● RECORD SET
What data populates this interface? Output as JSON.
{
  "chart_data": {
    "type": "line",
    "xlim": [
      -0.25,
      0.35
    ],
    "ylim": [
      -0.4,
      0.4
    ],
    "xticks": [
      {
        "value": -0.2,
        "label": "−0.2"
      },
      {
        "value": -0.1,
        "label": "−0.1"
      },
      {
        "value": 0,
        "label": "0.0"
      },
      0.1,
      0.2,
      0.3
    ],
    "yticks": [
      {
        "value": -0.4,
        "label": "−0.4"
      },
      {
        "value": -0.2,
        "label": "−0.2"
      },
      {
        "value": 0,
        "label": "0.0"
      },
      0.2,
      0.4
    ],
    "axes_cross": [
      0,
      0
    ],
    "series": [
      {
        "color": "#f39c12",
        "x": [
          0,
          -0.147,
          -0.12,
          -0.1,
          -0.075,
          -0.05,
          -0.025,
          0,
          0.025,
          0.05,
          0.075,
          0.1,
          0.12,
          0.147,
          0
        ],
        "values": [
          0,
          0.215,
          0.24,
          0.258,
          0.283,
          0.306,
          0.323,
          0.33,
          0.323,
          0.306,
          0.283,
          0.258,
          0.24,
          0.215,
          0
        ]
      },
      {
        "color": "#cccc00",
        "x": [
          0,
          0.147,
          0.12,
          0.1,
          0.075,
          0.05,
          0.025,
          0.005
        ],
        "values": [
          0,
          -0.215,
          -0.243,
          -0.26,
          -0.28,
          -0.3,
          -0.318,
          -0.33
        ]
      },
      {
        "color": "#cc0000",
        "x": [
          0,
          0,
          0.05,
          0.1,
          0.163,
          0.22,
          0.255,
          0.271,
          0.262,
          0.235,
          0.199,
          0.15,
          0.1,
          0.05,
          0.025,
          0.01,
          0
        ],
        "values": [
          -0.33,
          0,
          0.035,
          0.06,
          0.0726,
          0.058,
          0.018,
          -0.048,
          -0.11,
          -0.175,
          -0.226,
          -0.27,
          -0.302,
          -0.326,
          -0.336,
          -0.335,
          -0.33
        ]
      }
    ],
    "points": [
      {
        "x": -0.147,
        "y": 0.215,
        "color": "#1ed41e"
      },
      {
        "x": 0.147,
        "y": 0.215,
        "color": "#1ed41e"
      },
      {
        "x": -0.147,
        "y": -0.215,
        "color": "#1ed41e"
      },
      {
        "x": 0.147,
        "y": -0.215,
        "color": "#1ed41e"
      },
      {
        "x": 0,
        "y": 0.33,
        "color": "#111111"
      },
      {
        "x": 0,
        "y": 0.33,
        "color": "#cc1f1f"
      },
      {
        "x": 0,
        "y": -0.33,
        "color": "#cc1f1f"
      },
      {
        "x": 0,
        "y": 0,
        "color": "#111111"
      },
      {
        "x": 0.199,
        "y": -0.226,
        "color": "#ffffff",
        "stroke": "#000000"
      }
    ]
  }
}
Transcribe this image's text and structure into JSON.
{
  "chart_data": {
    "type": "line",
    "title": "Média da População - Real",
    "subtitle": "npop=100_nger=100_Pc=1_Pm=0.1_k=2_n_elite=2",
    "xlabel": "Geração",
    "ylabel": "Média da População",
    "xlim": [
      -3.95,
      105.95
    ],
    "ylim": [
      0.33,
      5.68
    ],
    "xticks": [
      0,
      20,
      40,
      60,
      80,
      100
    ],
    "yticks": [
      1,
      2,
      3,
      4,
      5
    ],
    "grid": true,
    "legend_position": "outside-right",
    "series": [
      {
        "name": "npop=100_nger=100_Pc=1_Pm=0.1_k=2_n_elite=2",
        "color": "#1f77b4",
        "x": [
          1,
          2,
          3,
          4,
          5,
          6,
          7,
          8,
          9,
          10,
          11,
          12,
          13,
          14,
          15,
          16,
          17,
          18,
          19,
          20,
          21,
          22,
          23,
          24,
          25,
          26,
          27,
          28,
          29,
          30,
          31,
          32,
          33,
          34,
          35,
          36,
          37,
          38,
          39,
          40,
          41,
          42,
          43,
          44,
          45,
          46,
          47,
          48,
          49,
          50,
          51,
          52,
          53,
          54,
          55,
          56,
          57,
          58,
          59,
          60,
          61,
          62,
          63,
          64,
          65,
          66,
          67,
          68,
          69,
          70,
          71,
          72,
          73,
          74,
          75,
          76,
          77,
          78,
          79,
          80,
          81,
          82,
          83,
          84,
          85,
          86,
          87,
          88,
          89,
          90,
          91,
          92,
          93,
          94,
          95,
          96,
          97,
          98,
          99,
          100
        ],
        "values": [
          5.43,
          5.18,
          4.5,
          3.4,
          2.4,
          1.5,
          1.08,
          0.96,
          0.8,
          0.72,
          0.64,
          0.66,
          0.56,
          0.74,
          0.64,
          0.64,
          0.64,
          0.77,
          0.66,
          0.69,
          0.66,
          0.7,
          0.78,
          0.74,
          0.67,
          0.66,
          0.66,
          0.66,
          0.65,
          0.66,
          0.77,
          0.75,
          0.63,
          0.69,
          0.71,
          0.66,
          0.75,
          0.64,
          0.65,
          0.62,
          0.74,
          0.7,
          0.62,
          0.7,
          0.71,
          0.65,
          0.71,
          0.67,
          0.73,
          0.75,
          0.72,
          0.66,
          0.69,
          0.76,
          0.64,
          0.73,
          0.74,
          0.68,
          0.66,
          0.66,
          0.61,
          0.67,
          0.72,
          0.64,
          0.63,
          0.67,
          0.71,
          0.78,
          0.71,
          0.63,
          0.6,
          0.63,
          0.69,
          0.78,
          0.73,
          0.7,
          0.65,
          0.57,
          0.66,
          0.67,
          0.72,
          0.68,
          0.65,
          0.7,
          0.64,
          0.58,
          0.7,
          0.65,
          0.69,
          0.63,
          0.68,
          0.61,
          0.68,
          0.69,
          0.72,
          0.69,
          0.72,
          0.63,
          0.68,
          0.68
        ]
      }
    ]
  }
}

● REQUEST
Return from the data every line that holds "npop".

● COMPLETE OUTPUT
    "subtitle": "npop=100_nger=100_Pc=1_Pm=0.1_k=2_n_elite=2",
        "name": "npop=100_nger=100_Pc=1_Pm=0.1_k=2_n_elite=2",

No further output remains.